Every line that contains the word "муниципальных" should be copied.

···

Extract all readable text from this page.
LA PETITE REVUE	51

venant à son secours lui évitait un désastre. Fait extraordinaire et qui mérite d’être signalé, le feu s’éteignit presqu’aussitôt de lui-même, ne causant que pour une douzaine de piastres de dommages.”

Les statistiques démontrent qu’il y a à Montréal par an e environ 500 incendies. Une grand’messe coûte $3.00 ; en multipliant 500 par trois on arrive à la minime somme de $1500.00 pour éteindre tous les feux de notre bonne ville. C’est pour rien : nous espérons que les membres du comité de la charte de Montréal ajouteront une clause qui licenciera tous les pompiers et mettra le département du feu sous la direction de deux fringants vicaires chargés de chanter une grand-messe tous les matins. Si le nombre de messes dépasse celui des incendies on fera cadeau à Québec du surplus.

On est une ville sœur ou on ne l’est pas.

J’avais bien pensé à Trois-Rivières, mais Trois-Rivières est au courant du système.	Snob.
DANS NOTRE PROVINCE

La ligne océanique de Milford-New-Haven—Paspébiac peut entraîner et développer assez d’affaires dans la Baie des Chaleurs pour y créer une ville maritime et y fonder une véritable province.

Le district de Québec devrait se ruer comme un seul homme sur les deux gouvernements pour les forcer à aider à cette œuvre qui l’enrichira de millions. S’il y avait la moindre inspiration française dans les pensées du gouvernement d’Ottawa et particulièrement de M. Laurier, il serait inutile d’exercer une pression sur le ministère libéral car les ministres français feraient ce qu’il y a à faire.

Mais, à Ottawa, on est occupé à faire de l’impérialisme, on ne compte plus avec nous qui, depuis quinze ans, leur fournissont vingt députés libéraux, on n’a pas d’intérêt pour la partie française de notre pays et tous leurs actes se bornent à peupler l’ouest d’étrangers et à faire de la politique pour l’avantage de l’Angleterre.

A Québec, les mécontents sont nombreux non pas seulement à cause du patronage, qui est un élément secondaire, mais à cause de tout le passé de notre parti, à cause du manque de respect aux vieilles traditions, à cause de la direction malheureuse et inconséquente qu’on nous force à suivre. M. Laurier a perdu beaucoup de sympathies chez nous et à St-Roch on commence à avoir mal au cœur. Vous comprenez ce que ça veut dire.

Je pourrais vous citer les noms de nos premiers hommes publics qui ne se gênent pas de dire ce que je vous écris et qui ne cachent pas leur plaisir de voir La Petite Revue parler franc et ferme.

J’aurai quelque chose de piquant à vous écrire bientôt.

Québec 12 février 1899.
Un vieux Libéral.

···

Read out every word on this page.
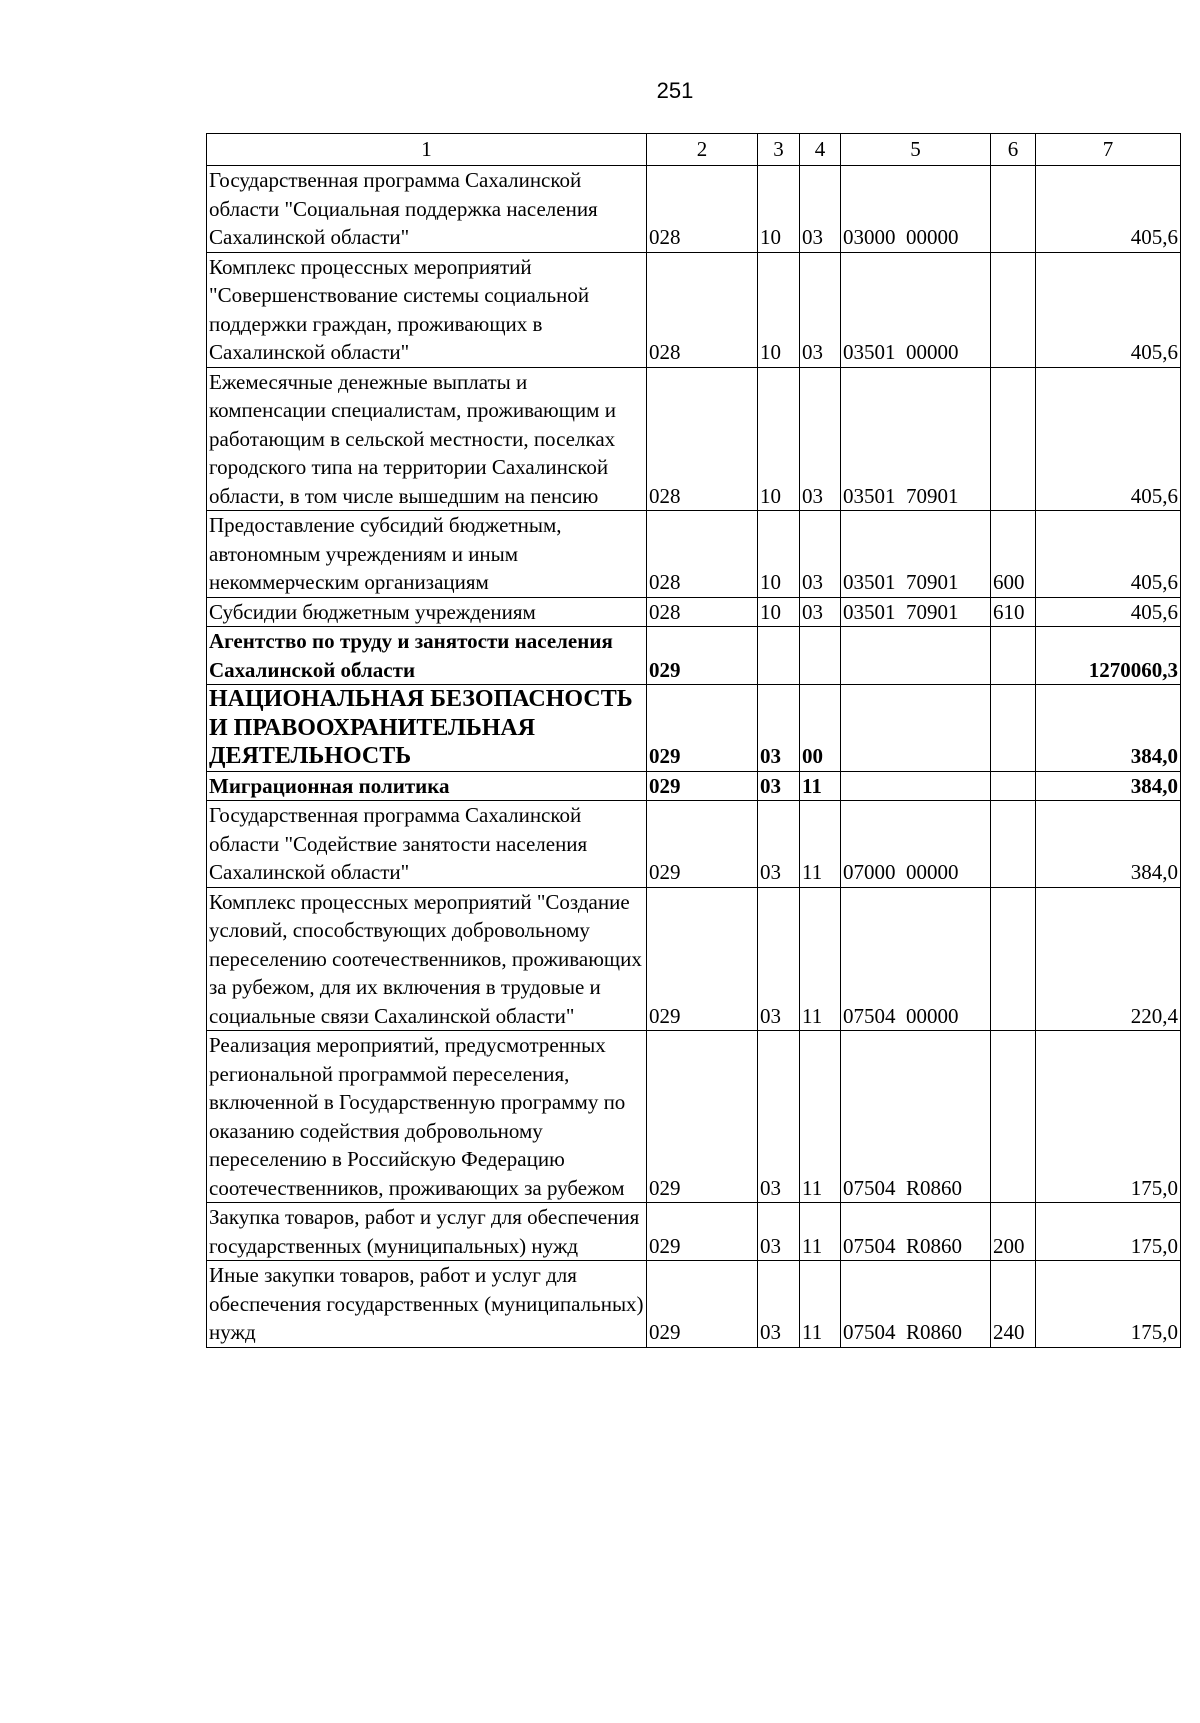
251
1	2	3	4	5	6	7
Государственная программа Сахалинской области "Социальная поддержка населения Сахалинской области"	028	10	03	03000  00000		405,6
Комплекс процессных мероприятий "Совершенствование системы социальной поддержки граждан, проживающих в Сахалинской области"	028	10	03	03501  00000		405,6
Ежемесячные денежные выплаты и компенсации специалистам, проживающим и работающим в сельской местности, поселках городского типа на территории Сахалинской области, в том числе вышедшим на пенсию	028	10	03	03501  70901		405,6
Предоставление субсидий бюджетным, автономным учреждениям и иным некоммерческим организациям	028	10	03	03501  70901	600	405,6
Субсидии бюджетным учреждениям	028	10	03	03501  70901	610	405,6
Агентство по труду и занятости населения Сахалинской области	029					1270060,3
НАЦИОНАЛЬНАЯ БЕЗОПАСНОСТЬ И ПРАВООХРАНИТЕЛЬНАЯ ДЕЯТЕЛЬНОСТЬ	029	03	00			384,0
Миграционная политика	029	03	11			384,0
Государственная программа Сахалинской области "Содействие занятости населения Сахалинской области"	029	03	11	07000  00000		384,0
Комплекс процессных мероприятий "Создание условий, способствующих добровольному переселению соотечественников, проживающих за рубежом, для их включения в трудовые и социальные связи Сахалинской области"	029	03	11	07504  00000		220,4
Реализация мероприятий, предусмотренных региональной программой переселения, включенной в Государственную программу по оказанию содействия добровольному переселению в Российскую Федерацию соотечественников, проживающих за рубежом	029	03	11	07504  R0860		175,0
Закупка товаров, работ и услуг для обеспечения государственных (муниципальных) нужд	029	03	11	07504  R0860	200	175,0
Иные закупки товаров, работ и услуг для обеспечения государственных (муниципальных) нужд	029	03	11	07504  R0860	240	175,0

···

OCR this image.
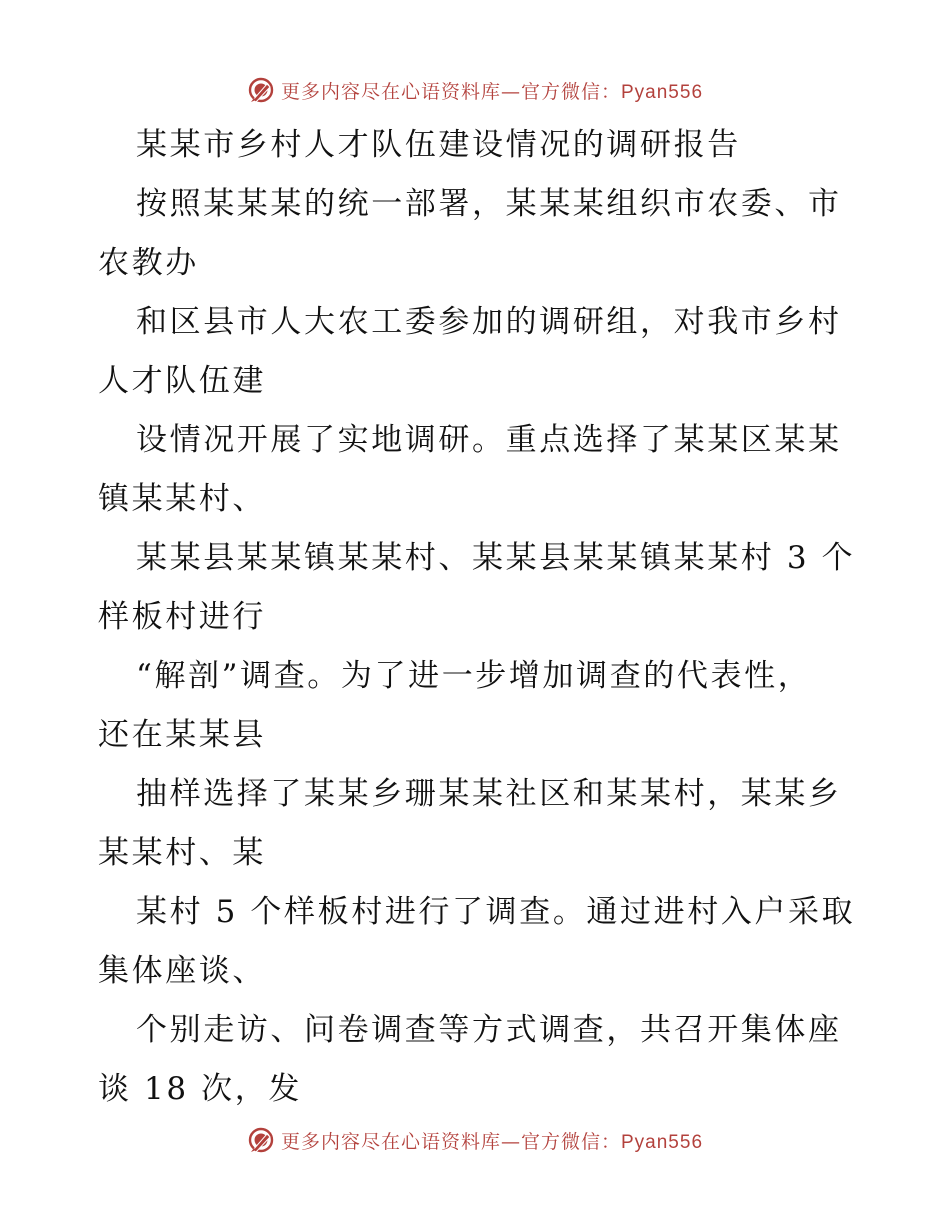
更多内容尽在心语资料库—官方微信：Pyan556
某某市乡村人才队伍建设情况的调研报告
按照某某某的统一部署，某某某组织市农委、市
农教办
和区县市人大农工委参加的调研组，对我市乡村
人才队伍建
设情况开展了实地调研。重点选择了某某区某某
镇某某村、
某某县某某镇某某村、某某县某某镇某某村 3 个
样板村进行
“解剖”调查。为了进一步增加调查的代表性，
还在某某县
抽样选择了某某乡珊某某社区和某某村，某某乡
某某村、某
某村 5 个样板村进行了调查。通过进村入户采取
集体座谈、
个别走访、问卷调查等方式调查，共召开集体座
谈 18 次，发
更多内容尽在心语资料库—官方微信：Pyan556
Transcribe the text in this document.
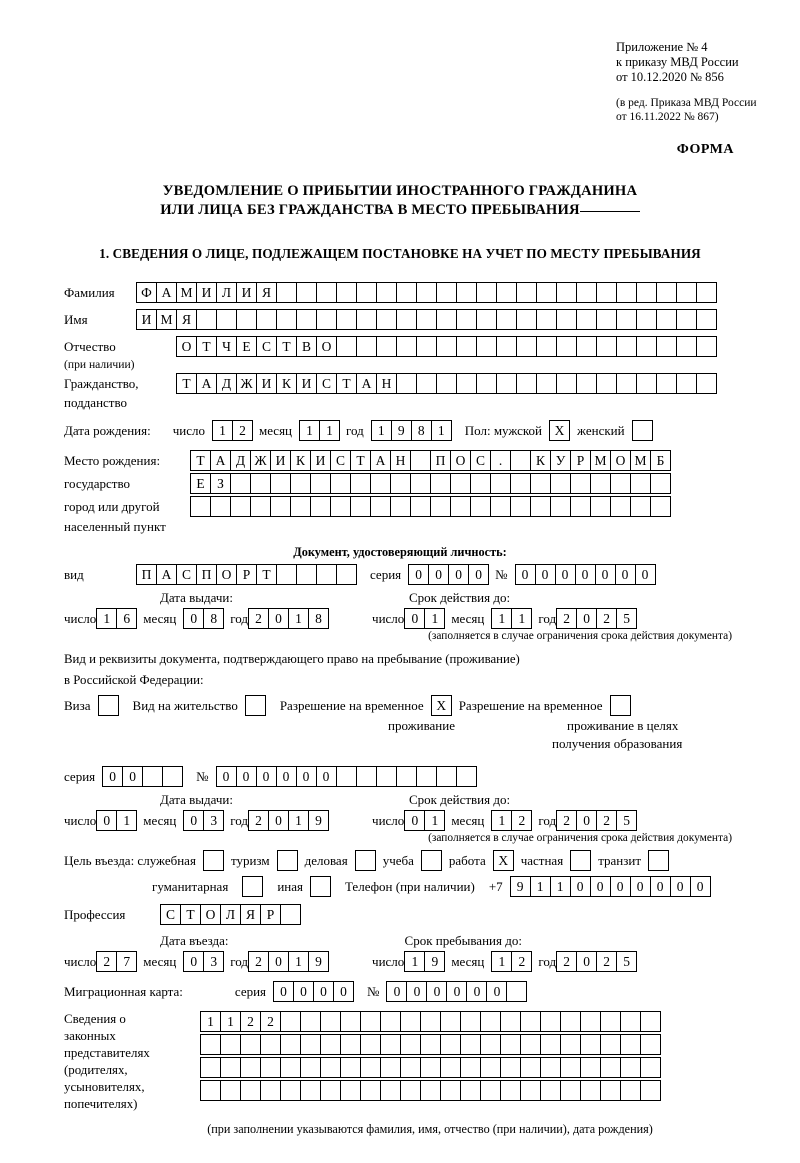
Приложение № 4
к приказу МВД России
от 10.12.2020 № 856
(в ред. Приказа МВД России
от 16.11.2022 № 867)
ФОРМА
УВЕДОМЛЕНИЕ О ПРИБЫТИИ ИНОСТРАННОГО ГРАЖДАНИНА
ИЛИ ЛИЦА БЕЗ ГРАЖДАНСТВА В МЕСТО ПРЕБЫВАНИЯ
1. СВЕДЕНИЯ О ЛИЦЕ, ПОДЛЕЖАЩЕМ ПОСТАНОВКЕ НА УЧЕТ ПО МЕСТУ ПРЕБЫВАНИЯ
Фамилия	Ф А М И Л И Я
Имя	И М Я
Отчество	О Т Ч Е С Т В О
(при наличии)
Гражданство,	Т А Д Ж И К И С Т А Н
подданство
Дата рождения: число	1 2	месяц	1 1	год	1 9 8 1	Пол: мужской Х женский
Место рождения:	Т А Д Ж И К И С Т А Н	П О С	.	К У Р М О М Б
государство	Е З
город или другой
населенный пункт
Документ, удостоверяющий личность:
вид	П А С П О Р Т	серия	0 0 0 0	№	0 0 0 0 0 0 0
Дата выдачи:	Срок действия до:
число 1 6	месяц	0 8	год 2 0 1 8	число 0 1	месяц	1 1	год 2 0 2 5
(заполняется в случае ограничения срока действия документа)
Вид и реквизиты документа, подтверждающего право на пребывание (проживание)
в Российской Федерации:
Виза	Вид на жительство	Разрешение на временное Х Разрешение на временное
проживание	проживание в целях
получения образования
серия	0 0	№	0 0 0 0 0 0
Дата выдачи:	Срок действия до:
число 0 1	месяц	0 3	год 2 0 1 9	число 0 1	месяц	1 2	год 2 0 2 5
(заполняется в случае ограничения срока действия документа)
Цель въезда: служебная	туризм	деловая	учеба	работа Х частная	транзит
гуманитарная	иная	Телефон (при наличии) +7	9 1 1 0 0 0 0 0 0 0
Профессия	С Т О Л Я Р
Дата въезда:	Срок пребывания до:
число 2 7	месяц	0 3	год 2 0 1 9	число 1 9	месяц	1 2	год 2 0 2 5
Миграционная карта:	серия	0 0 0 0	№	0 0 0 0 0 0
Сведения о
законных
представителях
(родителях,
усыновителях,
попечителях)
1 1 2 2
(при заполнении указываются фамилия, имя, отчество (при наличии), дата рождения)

···

- TASK OUTPUT
Закупка товаров, работ и услуг для обеспечения государственных (муниципальных) нужд	029	03	11	07504  R0860	200	175,0
Иные закупки товаров, работ и услуг для обеспечения государственных (муниципальных) нужд	029	03	11	07504  R0860	240	175,0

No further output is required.